Please count the lines in the listing below where the word "cambiamento" appears. Give the number only.

(Input data):
┄┄┄┄┄┄┄┄┄┄

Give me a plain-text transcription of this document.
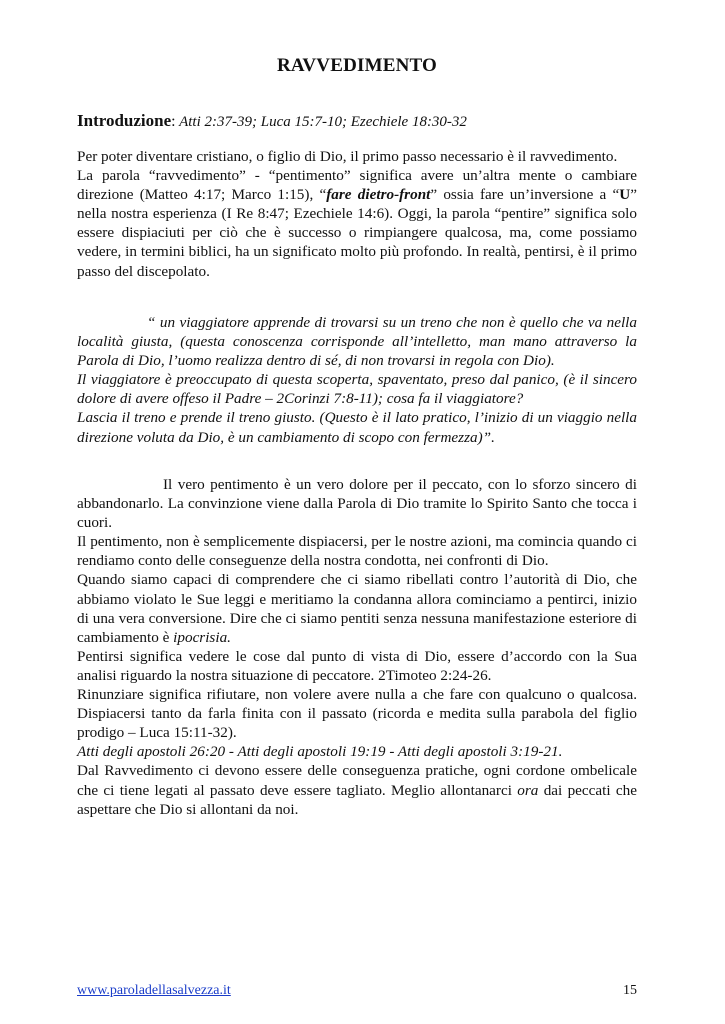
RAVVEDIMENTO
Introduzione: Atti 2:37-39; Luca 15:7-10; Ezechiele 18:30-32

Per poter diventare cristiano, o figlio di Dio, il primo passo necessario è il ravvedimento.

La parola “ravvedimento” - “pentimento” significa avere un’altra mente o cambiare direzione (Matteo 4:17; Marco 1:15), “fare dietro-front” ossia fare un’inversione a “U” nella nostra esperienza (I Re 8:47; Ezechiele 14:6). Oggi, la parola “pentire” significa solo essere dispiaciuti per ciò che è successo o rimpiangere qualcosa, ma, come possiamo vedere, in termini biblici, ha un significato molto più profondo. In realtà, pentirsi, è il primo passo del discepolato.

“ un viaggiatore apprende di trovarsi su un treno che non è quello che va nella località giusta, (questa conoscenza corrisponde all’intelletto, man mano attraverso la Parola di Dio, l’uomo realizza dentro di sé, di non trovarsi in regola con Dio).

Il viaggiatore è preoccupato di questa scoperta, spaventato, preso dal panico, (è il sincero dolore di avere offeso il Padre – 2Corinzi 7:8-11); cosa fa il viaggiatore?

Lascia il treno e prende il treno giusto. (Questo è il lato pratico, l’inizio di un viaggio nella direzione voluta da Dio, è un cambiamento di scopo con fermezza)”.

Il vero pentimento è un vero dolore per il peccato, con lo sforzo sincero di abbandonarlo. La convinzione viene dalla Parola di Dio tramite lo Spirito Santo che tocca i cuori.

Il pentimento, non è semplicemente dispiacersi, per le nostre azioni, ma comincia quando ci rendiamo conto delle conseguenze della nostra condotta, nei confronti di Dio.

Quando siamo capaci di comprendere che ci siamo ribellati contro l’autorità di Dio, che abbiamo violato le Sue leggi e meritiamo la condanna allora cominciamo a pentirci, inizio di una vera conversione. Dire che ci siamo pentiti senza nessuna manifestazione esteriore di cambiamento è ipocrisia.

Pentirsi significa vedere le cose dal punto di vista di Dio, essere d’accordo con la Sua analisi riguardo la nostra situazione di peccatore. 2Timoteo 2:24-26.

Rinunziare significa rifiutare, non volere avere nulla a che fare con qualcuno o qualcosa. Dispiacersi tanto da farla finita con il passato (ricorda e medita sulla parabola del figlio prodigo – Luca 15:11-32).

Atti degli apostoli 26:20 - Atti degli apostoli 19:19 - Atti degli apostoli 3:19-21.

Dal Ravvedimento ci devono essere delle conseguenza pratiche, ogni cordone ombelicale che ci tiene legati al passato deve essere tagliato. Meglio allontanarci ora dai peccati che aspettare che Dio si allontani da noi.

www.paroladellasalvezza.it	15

┄┄┄┄┄┄┄┄┄┄

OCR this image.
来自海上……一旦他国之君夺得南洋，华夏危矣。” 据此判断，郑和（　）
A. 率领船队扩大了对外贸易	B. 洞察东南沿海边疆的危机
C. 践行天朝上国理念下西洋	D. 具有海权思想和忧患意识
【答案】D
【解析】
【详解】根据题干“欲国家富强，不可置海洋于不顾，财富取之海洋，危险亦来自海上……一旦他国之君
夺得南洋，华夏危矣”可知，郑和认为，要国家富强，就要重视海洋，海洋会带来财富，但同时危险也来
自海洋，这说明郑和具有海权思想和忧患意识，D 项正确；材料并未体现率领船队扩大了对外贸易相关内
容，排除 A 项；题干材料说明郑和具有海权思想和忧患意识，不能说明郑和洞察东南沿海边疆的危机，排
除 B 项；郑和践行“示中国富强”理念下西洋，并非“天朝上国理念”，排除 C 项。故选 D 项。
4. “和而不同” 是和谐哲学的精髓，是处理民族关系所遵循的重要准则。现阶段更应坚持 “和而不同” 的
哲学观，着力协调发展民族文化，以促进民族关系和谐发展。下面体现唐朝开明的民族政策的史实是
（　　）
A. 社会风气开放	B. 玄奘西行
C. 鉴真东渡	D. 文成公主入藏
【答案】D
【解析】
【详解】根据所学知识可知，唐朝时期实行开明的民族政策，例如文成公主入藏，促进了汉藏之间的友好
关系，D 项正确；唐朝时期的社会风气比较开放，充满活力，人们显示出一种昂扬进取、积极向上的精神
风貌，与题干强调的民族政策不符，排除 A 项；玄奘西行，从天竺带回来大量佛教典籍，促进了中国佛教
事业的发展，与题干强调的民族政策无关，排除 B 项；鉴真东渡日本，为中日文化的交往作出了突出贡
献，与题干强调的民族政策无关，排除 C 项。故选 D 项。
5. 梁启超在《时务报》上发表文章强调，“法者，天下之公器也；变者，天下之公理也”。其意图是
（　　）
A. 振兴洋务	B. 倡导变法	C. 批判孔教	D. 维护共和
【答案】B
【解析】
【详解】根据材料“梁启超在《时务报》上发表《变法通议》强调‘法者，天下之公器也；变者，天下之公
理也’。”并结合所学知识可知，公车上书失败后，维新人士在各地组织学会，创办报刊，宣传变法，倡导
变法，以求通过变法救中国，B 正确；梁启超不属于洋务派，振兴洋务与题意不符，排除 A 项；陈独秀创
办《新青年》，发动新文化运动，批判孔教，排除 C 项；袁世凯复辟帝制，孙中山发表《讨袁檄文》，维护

┄┄┄┄┄┄┄┄┄┄

(Finished answer):
2